-------- Given records --------

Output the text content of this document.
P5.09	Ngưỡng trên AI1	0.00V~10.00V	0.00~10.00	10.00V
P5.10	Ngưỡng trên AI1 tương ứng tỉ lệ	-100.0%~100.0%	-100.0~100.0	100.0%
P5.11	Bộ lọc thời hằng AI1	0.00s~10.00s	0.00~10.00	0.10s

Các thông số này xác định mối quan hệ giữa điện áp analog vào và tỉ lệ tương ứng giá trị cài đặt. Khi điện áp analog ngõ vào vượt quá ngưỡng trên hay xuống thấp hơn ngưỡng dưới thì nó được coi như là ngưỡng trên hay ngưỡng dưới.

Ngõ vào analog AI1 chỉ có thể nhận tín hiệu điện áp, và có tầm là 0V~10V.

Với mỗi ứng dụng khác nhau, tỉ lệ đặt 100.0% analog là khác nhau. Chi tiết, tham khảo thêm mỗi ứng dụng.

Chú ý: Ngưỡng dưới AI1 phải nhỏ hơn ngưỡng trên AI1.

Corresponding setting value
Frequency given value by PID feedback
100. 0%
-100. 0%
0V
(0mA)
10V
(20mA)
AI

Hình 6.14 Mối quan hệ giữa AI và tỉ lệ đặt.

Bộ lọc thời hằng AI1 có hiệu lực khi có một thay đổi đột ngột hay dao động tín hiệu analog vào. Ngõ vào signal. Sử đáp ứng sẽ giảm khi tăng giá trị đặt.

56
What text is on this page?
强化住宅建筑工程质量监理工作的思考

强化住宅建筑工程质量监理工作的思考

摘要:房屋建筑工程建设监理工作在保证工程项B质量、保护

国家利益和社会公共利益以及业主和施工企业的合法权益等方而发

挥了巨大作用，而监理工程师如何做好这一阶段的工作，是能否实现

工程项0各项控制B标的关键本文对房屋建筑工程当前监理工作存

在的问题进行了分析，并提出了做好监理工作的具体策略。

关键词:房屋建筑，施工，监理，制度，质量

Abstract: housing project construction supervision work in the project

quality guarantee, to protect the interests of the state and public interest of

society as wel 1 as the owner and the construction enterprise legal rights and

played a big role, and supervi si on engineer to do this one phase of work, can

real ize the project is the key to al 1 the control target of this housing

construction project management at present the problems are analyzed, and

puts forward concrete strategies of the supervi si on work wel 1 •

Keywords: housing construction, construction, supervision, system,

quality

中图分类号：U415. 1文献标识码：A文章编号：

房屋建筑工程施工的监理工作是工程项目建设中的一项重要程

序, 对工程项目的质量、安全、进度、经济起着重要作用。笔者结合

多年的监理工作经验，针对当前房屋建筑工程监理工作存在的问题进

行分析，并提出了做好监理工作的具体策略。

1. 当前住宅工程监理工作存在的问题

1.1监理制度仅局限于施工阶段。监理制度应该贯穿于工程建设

--------

* **Stated problem**:
Return exactly, and only, the line containing "What text is on this page?" and every line after it through the end of the material.

* **Task output**:
What text is on this page?
强化住宅建筑工程质量监理工作的思考

强化住宅建筑工程质量监理工作的思考

摘要:房屋建筑工程建设监理工作在保证工程项B质量、保护

国家利益和社会公共利益以及业主和施工企业的合法权益等方而发

挥了巨大作用，而监理工程师如何做好这一阶段的工作，是能否实现

工程项0各项控制B标的关键本文对房屋建筑工程当前监理工作存

在的问题进行了分析，并提出了做好监理工作的具体策略。

关键词:房屋建筑，施工，监理，制度，质量

Abstract: housing project construction supervision work in the project

quality guarantee, to protect the interests of the state and public interest of

society as wel 1 as the owner and the construction enterprise legal rights and

played a big role, and supervi si on engineer to do this one phase of work, can

real ize the project is the key to al 1 the control target of this housing

construction project management at present the problems are analyzed, and

puts forward concrete strategies of the supervi si on work wel 1 •

Keywords: housing construction, construction, supervision, system,

quality

中图分类号：U415. 1文献标识码：A文章编号：

房屋建筑工程施工的监理工作是工程项目建设中的一项重要程

序, 对工程项目的质量、安全、进度、经济起着重要作用。笔者结合

多年的监理工作经验，针对当前房屋建筑工程监理工作存在的问题进

行分析，并提出了做好监理工作的具体策略。

1. 当前住宅工程监理工作存在的问题

1.1监理制度仅局限于施工阶段。监理制度应该贯穿于工程建设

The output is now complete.